Using the material that follows, identify and copy each line with the string "pouls".

+++ Provided information +++

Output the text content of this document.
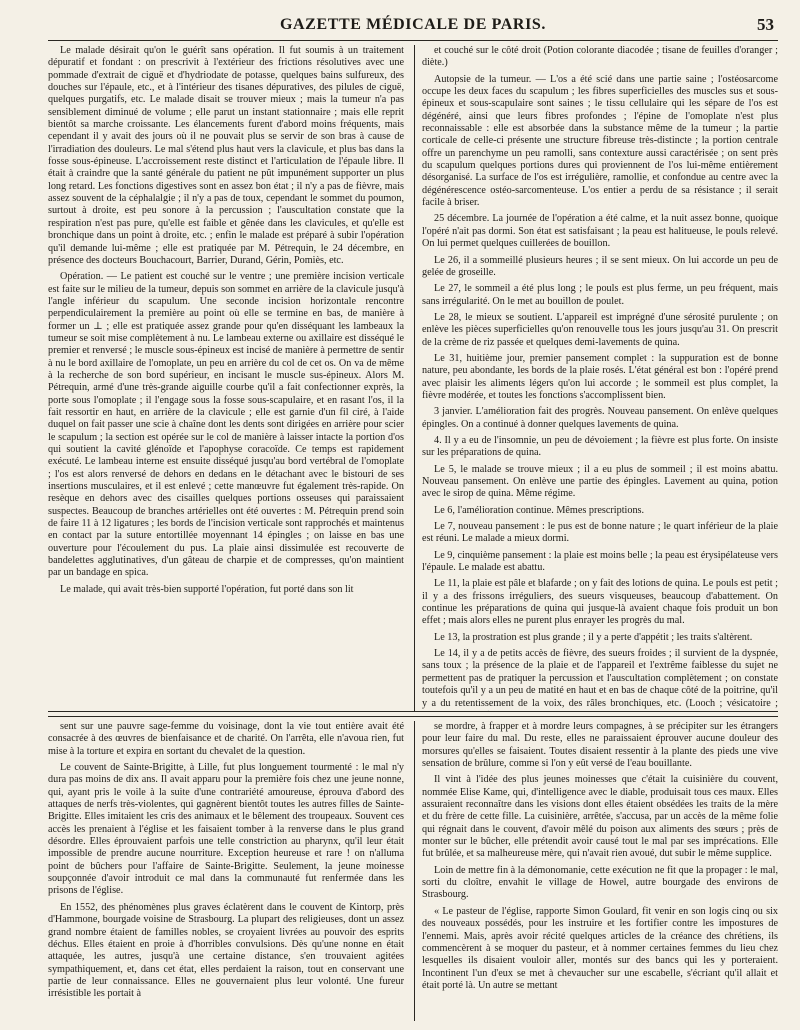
GAZETTE MÉDICALE DE PARIS.	53

Le malade désirait qu'on le guérît sans opération. Il fut soumis à un traitement dépuratif et fondant : on prescrivit à l'extérieur des frictions résolutives avec une pommade d'extrait de ciguë et d'hydriodate de potasse, quelques bains sulfureux, des douches sur l'épaule, etc., et à l'intérieur des tisanes dépuratives, des pilules de ciguë, quelques purgatifs, etc. Le malade disait se trouver mieux ; mais la tumeur n'a pas sensiblement diminué de volume ; elle parut un instant stationnaire ; mais elle reprit bientôt sa marche croissante. Les élancements furent d'abord moins fréquents, mais cependant il y avait des jours où il ne pouvait plus se servir de son bras à cause de l'irradiation des douleurs. Le mal s'étend plus haut vers la clavicule, et plus bas dans la fosse sous-épineuse. L'accroissement reste distinct et l'articulation de l'épaule libre. Il était à craindre que la santé générale du patient ne pût impunément supporter un plus long retard. Les fonctions digestives sont en assez bon état ; il n'y a pas de fièvre, mais assez souvent de la céphalalgie ; il n'y a pas de toux, cependant le sommet du poumon, surtout à droite, est peu sonore à la percussion ; l'auscultation constate que la respiration n'est pas pure, qu'elle est faible et gênée dans les clavicules, et qu'elle est bronchique dans un point à droite, etc. ; enfin le malade est préparé à subir l'opération qu'il demande lui-même ; elle est pratiquée par M. Pétrequin, le 24 décembre, en présence des docteurs Bouchacourt, Barrier, Durand, Gérin, Pomiès, etc.

Opération. — Le patient est couché sur le ventre ; une première incision verticale est faite sur le milieu de la tumeur, depuis son sommet en arrière de la clavicule jusqu'à l'angle inférieur du scapulum. Une seconde incision horizontale rencontre perpendiculairement la première au point où elle se termine en bas, de manière à former un ⊥ ; elle est pratiquée assez grande pour qu'en disséquant les lambeaux la tumeur se soit mise complètement à nu. Le lambeau externe ou axillaire est disséqué le premier et renversé ; le muscle sous-épineux est incisé de manière à permettre de sentir à nu le bord axillaire de l'omoplate, un peu en arrière du col de cet os. On va de même à la recherche de son bord supérieur, en incisant le muscle sus-épineux. Alors M. Pétrequin, armé d'une très-grande aiguille courbe qu'il a fait confectionner exprès, la porte sous l'omoplate ; il l'engage sous la fosse sous-scapulaire, et en rasant l'os, il la fait ressortir en haut, en arrière de la clavicule ; elle est garnie d'un fil ciré, à l'aide duquel on fait passer une scie à chaîne dont les dents sont dirigées en arrière pour scier le scapulum ; la section est opérée sur le col de manière à laisser intacte la portion d'os qui soutient la cavité glénoïde et l'apophyse coracoïde. Ce temps est rapidement exécuté. Le lambeau interne est ensuite disséqué jusqu'au bord vertébral de l'omoplate ; l'os est alors renversé de dehors en dedans en le détachant avec le bistouri de ses insertions musculaires, et il est enlevé ; cette manœuvre fut également très-rapide. On resèque en dehors avec des cisailles quelques portions osseuses qui paraissaient suspectes. Beaucoup de branches artérielles ont été ouvertes : M. Pétrequin prend soin de faire 11 à 12 ligatures ; les bords de l'incision verticale sont rapprochés et maintenus en contact par la suture entortillée moyennant 14 épingles ; on laisse en bas une ouverture pour l'écoulement du pus. La plaie ainsi dissimulée est recouverte de bandelettes agglutinatives, d'un gâteau de charpie et de compresses, qu'on maintient par un bandage en spica.

Le malade, qui avait très-bien supporté l'opération, fut porté dans son lit

et couché sur le côté droit (Potion colorante diacodée ; tisane de feuilles d'oranger ; diète.)

Autopsie de la tumeur. — L'os a été scié dans une partie saine ; l'ostéosarcome occupe les deux faces du scapulum ; les fibres superficielles des muscles sus et sous-épineux et sous-scapulaire sont saines ; le tissu cellulaire qui les sépare de l'os est dégénéré, ainsi que leurs fibres profondes ; l'épine de l'omoplate n'est plus reconnaissable : elle est absorbée dans la substance même de la tumeur ; la partie corticale de celle-ci présente une structure fibreuse très-distincte ; la portion centrale offre un parenchyme un peu ramolli, sans contexture aussi caractérisée ; on sent près du scapulum quelques portions dures qui proviennent de l'os lui-même entièrement désorganisé. La surface de l'os est irrégulière, ramollie, et confondue au centre avec la dégénérescence ostéo-sarcomenteuse. L'os entier a perdu de sa résistance ; il serait facile à briser.

25 décembre. La journée de l'opération a été calme, et la nuit assez bonne, quoique l'opéré n'ait pas dormi. Son état est satisfaisant ; la peau est halitueuse, le pouls relevé. On lui permet quelques cuillerées de bouillon.

Le 26, il a sommeillé plusieurs heures ; il se sent mieux. On lui accorde un peu de gelée de groseille.

Le 27, le sommeil a été plus long ; le pouls est plus ferme, un peu fréquent, mais sans irrégularité. On le met au bouillon de poulet.

Le 28, le mieux se soutient. L'appareil est imprégné d'une sérosité purulente ; on enlève les pièces superficielles qu'on renouvelle tous les jours jusqu'au 31. On prescrit de la crème de riz passée et quelques demi-lavements de quina.

Le 31, huitième jour, premier pansement complet : la suppuration est de bonne nature, peu abondante, les bords de la plaie rosés. L'état général est bon : l'opéré prend avec plaisir les aliments légers qu'on lui accorde ; le sommeil est plus complet, la fièvre modérée, et toutes les fonctions s'accomplissent bien.

3 janvier. L'amélioration fait des progrès. Nouveau pansement. On enlève quelques épingles. On a continué à donner quelques lavements de quina.

4. Il y a eu de l'insomnie, un peu de dévoiement ; la fièvre est plus forte. On insiste sur les préparations de quina.

Le 5, le malade se trouve mieux ; il a eu plus de sommeil ; il est moins abattu. Nouveau pansement. On enlève une partie des épingles. Lavement au quina, potion avec le sirop de quina. Même régime.

Le 6, l'amélioration continue. Mêmes prescriptions.

Le 7, nouveau pansement : le pus est de bonne nature ; le quart inférieur de la plaie est réuni. Le malade a mieux dormi.

Le 9, cinquième pansement : la plaie est moins belle ; la peau est érysipélateuse vers l'épaule. Le malade est abattu.

Le 11, la plaie est pâle et blafarde ; on y fait des lotions de quina. Le pouls est petit ; il y a des frissons irréguliers, des sueurs visqueuses, beaucoup d'abattement. On continue les préparations de quina qui jusque-là avaient chaque fois produit un bon effet ; mais alors elles ne purent plus enrayer les progrès du mal.

Le 13, la prostration est plus grande ; il y a perte d'appétit ; les traits s'altèrent.

Le 14, il y a de petits accès de fièvre, des sueurs froides ; il survient de la dyspnée, sans toux ; la présence de la plaie et de l'appareil et l'extrême faiblesse du sujet ne permettent pas de pratiquer la percussion et l'auscultation complètement ; on constate toutefois qu'il y a un peu de matité en haut et en bas de chaque côté de la poitrine, qu'il y a du retentissement de la voix, des râles bronchiques, etc. (Looch ; vésicatoire ;

sent sur une pauvre sage-femme du voisinage, dont la vie tout entière avait été consacrée à des œuvres de bienfaisance et de charité. On l'arrêta, elle n'avoua rien, fut mise à la torture et expira en sortant du chevalet de la question.

Le couvent de Sainte-Brigitte, à Lille, fut plus longuement tourmenté : le mal n'y dura pas moins de dix ans. Il avait apparu pour la première fois chez une jeune nonne, qui, ayant pris le voile à la suite d'une contrariété amoureuse, éprouva d'abord des attaques de nerfs très-violentes, qui gagnèrent bientôt toutes les autres filles de Sainte-Brigitte. Elles imitaient les cris des animaux et le bêlement des troupeaux. Souvent ces accès les prenaient à l'église et les faisaient tomber à la renverse dans le plus grand désordre. Elles éprouvaient parfois une telle constriction au pharynx, qu'il leur était impossible de prendre aucune nourriture. Exception heureuse et rare ! on n'alluma point de bûchers pour l'affaire de Sainte-Brigitte. Seulement, la jeune moinesse soupçonnée d'avoir introduit ce mal dans la communauté fut renfermée dans les prisons de l'église.

En 1552, des phénomènes plus graves éclatèrent dans le couvent de Kintorp, près d'Hammone, bourgade voisine de Strasbourg. La plupart des religieuses, dont un assez grand nombre étaient de familles nobles, se croyaient livrées au pouvoir des esprits déchus. Elles étaient en proie à d'horribles convulsions. Dès qu'une nonne en était attaquée, les autres, jusqu'à une certaine distance, s'en trouvaient agitées sympathiquement, et, dans cet état, elles perdaient la raison, tout en conservant une partie de leur connaissance. Elles ne gouvernaient plus leur volonté. Une fureur irrésistible les portait à

se mordre, à frapper et à mordre leurs compagnes, à se précipiter sur les étrangers pour leur faire du mal. Du reste, elles ne paraissaient éprouver aucune douleur des morsures qu'elles se faisaient. Toutes disaient ressentir à la plante des pieds une vive sensation de brûlure, comme si l'on y eût versé de l'eau bouillante.

Il vint à l'idée des plus jeunes moinesses que c'était la cuisinière du couvent, nommée Elise Kame, qui, d'intelligence avec le diable, produisait tous ces maux. Elles assuraient reconnaître dans les visions dont elles étaient obsédées les traits de la mère et du frère de cette fille. La cuisinière, arrêtée, s'accusa, par un accès de la même folie qui régnait dans le couvent, d'avoir mêlé du poison aux aliments des sœurs ; près de monter sur le bûcher, elle prétendit avoir causé tout le mal par ses imprécations. Elle fut brûlée, et sa malheureuse mère, qui n'avait rien avoué, dut subir le même supplice.

Loin de mettre fin à la démonomanie, cette exécution ne fit que la propager : le mal, sorti du cloître, envahit le village de Howel, autre bourgade des environs de Strasbourg.

« Le pasteur de l'église, rapporte Simon Goulard, fit venir en son logis cinq ou six des nouveaux possédés, pour les instruire et les fortifier contre les impostures de l'ennemi. Mais, après avoir récité quelques articles de la créance des chrétiens, ils commencèrent à se moquer du pasteur, et à nommer certaines femmes du lieu chez lesquelles ils disaient vouloir aller, montés sur des bancs qui les y porteraient. Incontinent l'un d'eux se met à chevaucher sur une escabelle, s'écriant qu'il allait et était porté là. Un autre se mettant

+++

### [Output of the exercise]
25 décembre. La journée de l'opération a été calme, et la nuit assez bonne, quoique l'opéré n'ait pas dormi. Son état est satisfaisant ; la peau est halitueuse, le pouls relevé. On lui permet quelques cuillerées de bouillon.
Le 27, le sommeil a été plus long ; le pouls est plus ferme, un peu fréquent, mais sans irrégularité. On le met au bouillon de poulet.
Le 11, la plaie est pâle et blafarde ; on y fait des lotions de quina. Le pouls est petit ; il y a des frissons irréguliers, des sueurs visqueuses, beaucoup d'abattement. On continue les préparations de quina qui jusque-là avaient chaque fois produit un bon effet ; mais alors elles ne purent plus enrayer les progrès du mal.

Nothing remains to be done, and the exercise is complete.